Given data
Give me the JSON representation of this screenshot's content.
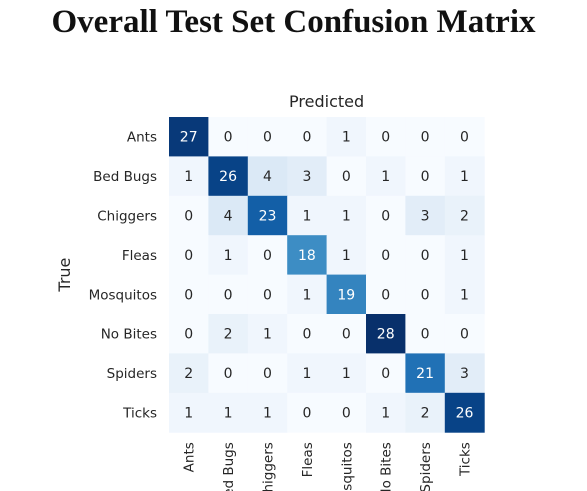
{
  "title": "Overall Test Set Confusion Matrix",
  "chart_data": {
    "type": "heatmap",
    "title": "Overall Test Set Confusion Matrix",
    "xlabel": "Predicted",
    "ylabel": "True",
    "x_label_position": "top",
    "row_labels": [
      "Ants",
      "Bed Bugs",
      "Chiggers",
      "Fleas",
      "Mosquitos",
      "No Bites",
      "Spiders",
      "Ticks"
    ],
    "col_labels": [
      "Ants",
      "Bed Bugs",
      "Chiggers",
      "Fleas",
      "Mosquitos",
      "No Bites",
      "Spiders",
      "Ticks"
    ],
    "values": [
      [
        27,
        0,
        0,
        0,
        1,
        0,
        0,
        0
      ],
      [
        1,
        26,
        4,
        3,
        0,
        1,
        0,
        1
      ],
      [
        0,
        4,
        23,
        1,
        1,
        0,
        3,
        2
      ],
      [
        0,
        1,
        0,
        18,
        1,
        0,
        0,
        1
      ],
      [
        0,
        0,
        0,
        1,
        19,
        0,
        0,
        1
      ],
      [
        0,
        2,
        1,
        0,
        0,
        28,
        0,
        0
      ],
      [
        2,
        0,
        0,
        1,
        1,
        0,
        21,
        3
      ],
      [
        1,
        1,
        1,
        0,
        0,
        1,
        2,
        26
      ]
    ],
    "colormap": "Blues",
    "vmin": 0,
    "vmax": 28,
    "annotated": true,
    "colorbar": false
  }
}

Problem
Filter the entries and copy out every line with the word "Overall".

Solution below
  "title": "Overall Test Set Confusion Matrix",
    "title": "Overall Test Set Confusion Matrix",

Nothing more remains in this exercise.